◆ DO THIS:
Pick every line from the data that holds the word "przekazano".

◆ Extracted data entries:

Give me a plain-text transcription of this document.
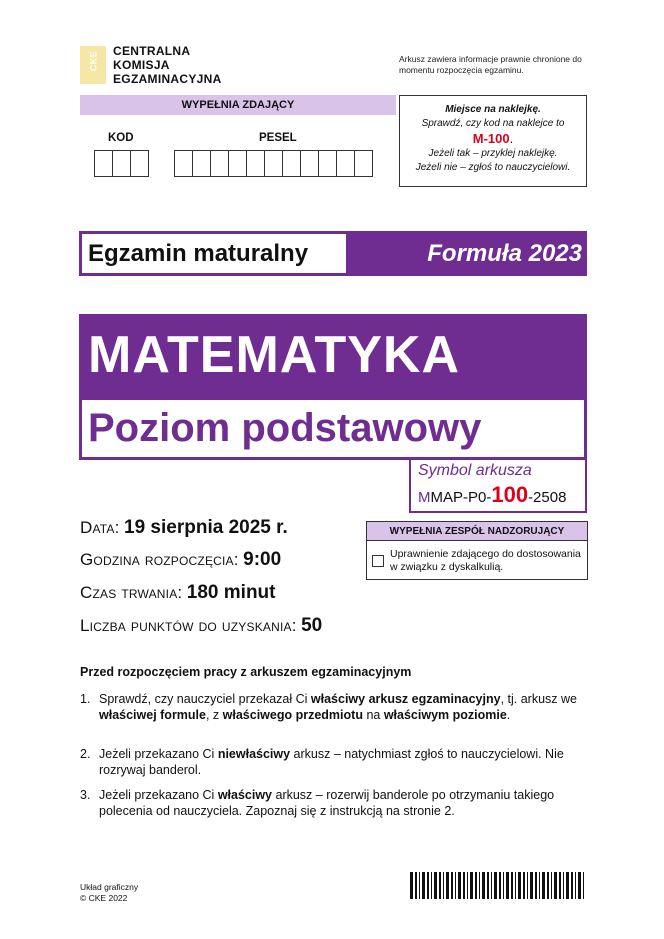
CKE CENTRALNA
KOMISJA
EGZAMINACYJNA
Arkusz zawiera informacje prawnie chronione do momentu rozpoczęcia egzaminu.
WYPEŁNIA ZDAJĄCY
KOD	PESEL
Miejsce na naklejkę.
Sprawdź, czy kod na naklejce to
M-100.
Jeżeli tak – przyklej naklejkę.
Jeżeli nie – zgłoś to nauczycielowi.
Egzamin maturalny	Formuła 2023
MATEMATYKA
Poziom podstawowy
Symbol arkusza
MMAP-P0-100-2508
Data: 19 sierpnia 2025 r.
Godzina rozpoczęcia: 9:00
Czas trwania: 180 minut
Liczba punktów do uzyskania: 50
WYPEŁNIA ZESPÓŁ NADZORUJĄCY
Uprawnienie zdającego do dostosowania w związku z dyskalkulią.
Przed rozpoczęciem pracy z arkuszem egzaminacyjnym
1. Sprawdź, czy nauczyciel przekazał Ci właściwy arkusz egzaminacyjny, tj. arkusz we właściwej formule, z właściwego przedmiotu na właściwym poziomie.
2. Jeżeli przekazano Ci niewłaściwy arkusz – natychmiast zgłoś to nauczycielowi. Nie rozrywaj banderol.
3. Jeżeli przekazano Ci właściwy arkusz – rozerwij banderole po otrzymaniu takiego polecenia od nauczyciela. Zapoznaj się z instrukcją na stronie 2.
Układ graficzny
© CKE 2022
...
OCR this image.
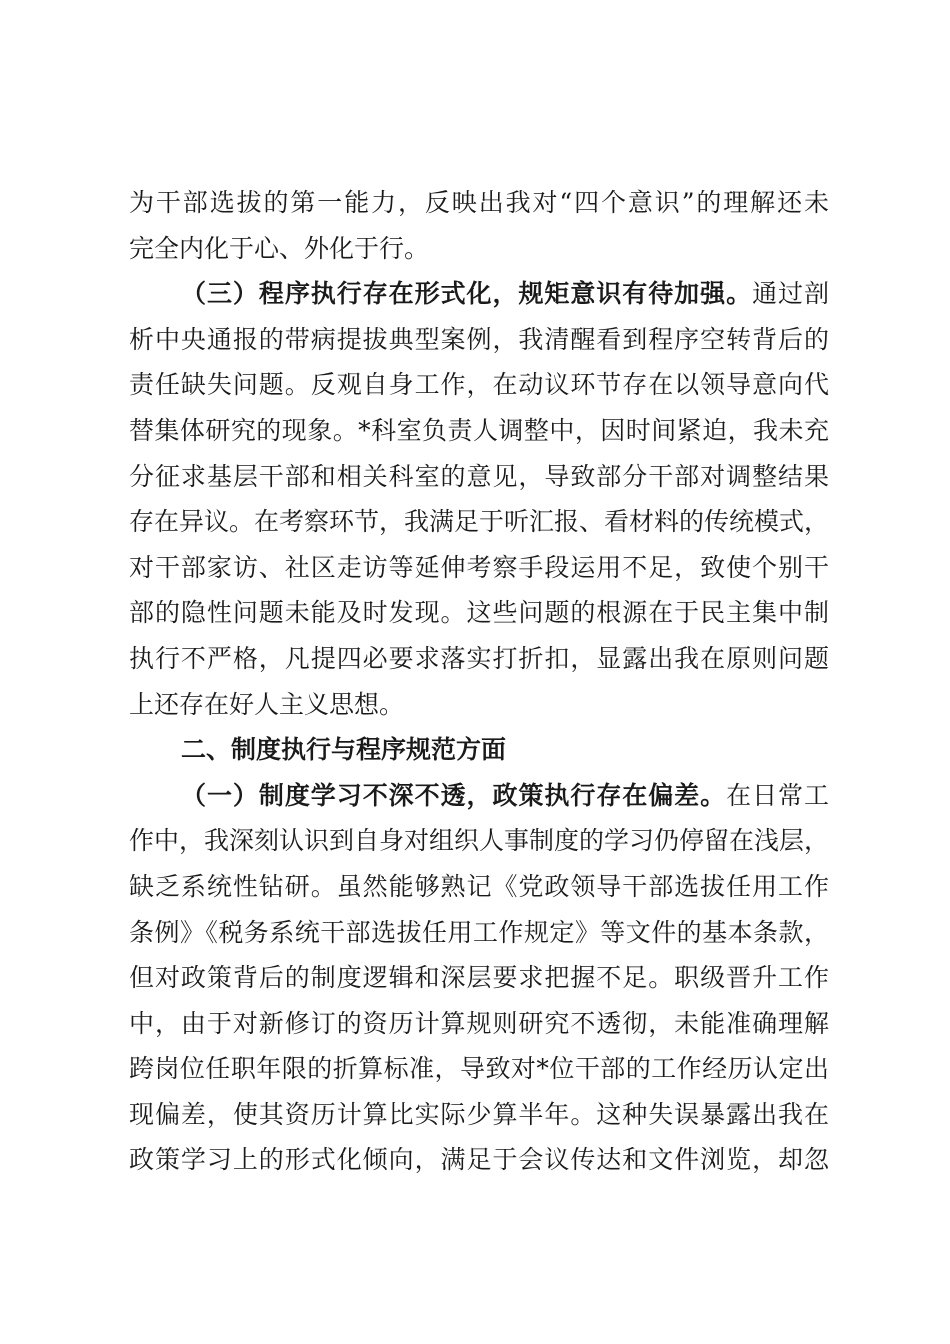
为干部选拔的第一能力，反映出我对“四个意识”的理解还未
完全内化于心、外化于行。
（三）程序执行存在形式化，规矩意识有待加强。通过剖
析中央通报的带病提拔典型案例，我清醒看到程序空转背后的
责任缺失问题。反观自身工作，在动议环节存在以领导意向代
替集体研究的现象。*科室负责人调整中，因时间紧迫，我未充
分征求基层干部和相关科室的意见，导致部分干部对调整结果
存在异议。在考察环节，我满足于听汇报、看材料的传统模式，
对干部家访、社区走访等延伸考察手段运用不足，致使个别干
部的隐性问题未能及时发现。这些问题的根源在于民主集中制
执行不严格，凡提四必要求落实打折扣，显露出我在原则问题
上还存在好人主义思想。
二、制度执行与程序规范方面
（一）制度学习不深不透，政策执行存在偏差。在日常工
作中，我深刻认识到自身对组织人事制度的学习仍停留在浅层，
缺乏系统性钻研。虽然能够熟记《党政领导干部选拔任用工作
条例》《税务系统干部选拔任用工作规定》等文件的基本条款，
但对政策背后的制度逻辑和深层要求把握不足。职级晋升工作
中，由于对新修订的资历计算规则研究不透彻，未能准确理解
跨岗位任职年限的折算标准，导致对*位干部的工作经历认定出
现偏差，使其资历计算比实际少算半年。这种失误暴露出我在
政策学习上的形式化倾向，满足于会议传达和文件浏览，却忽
---
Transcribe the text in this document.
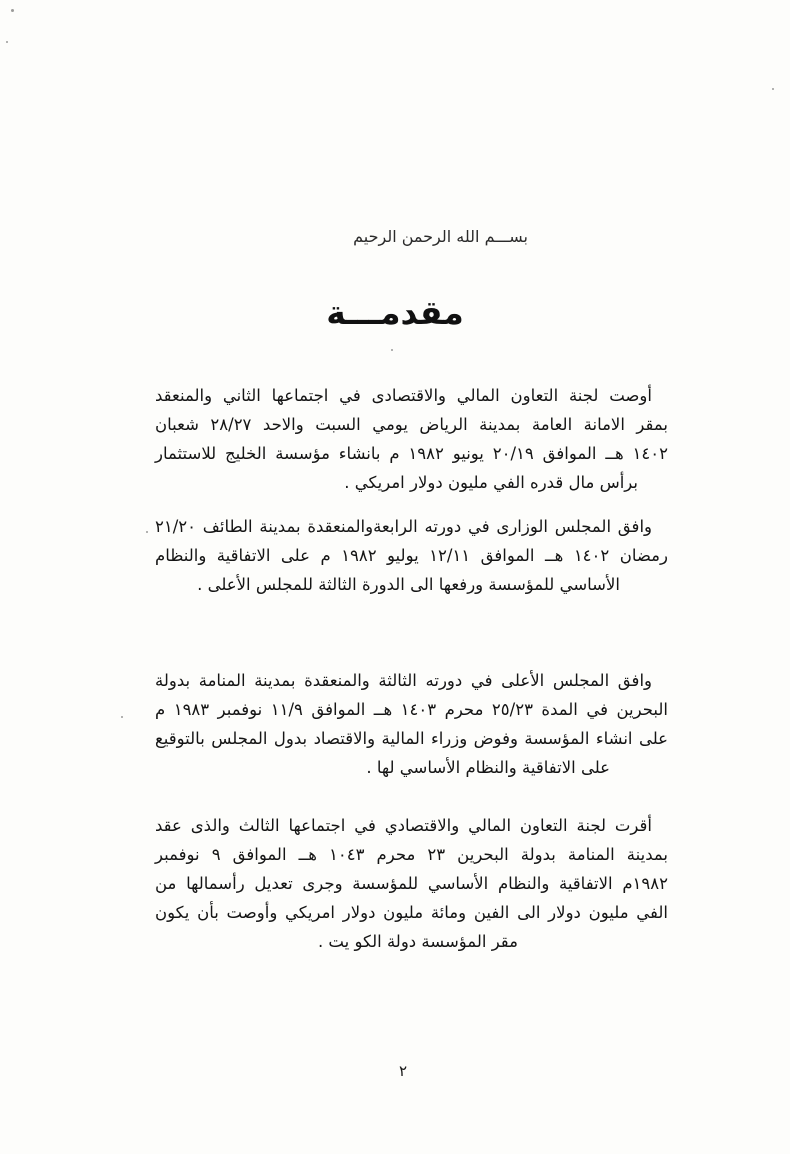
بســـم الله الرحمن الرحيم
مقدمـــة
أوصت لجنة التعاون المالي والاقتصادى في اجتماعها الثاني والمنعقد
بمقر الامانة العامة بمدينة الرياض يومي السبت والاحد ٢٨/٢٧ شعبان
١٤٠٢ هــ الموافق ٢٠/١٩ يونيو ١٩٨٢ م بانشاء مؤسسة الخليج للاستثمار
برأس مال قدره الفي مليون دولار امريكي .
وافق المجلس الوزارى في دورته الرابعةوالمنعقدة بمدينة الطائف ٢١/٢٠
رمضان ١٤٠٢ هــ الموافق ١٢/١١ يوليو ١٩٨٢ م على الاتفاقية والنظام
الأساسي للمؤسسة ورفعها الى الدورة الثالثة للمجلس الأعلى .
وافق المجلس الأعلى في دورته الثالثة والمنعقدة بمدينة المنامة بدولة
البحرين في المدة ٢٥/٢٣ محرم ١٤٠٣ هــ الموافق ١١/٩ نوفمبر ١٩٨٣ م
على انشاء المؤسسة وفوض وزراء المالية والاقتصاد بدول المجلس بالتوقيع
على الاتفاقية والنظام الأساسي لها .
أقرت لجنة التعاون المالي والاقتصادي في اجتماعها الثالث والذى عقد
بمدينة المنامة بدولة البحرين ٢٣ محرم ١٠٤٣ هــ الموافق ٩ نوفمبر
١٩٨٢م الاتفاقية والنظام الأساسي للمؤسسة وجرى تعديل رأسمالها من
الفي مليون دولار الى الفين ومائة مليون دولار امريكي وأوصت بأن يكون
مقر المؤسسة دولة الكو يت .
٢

◆ SOLVED PROBLEM:
2. Jeżeli przekazano Ci niewłaściwy arkusz – natychmiast zgłoś to nauczycielowi. Nie rozrywaj banderol.
3. Jeżeli przekazano Ci właściwy arkusz – rozerwij banderole po otrzymaniu takiego polecenia od nauczyciela. Zapoznaj się z instrukcją na stronie 2.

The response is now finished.